** THE PROBLEM **
Records follow. Select each line holding "公司章程".

** PROVIDED RECORDS **

______________________________

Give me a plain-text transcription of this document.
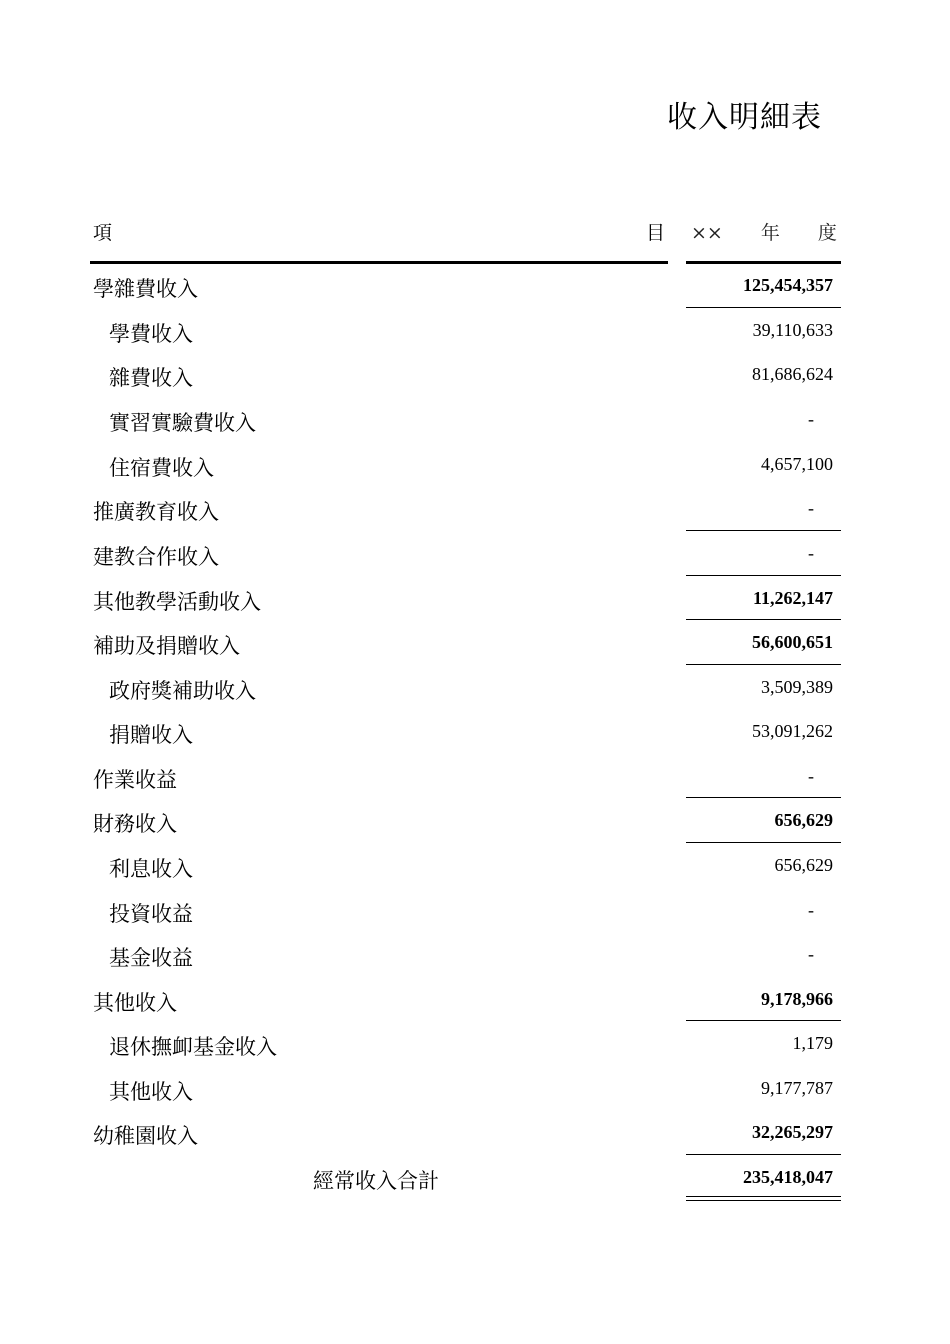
收入明細表
項	目 ××　　年　　度
學雜費收入	125,454,357
學費收入	39,110,633
雜費收入	81,686,624
實習實驗費收入	-
住宿費收入	4,657,100
推廣教育收入	-
建教合作收入	-
其他教學活動收入	11,262,147
補助及捐贈收入	56,600,651
政府獎補助收入	3,509,389
捐贈收入	53,091,262
作業收益	-
財務收入	656,629
利息收入	656,629
投資收益	-
基金收益	-
其他收入	9,178,966
退休撫卹基金收入	1,179
其他收入	9,177,787
幼稚園收入	32,265,297
經常收入合計	235,418,047
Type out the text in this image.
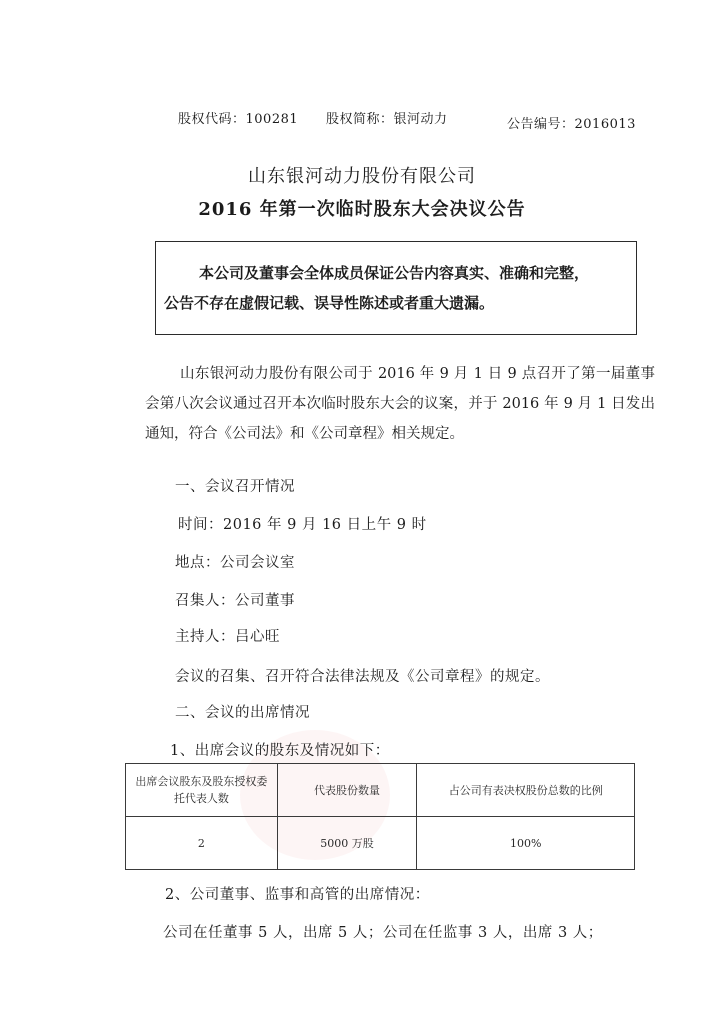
股权代码：100281 股权简称：银河动力	公告编号：2016013
山东银河动力股份有限公司
2016 年第一次临时股东大会决议公告

本公司及董事会全体成员保证公告内容真实、准确和完整，

公告不存在虚假记载、误导性陈述或者重大遗漏。

山东银河动力股份有限公司于 2016 年 9 月 1 日 9 点召开了第一届董事会第八次会议通过召开本次临时股东大会的议案，并于 2016 年 9 月 1 日发出通知，符合《公司法》和《公司章程》相关规定。
一、会议召开情况
时间：2016 年 9 月 16 日上午 9 时
地点：公司会议室
召集人：公司董事
主持人：吕心旺
会议的召集、召开符合法律法规及《公司章程》的规定。
二、会议的出席情况
1、出席会议的股东及情况如下：
出席会议股东及股东授权委托代表人数	代表股份数量	占公司有表决权股份总数的比例
2	5000 万股	100%
2、公司董事、监事和高管的出席情况：
公司在任董事 5 人，出席 5 人；公司在任监事 3 人，出席 3 人；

______________________________

** RESULT OF THE EXERCISE **
山东银河动力股份有限公司于 2016 年 9 月 1 日 9 点召开了第一届董事会第八次会议通过召开本次临时股东大会的议案，并于 2016 年 9 月 1 日发出通知，符合《公司法》和《公司章程》相关规定。
会议的召集、召开符合法律法规及《公司章程》的规定。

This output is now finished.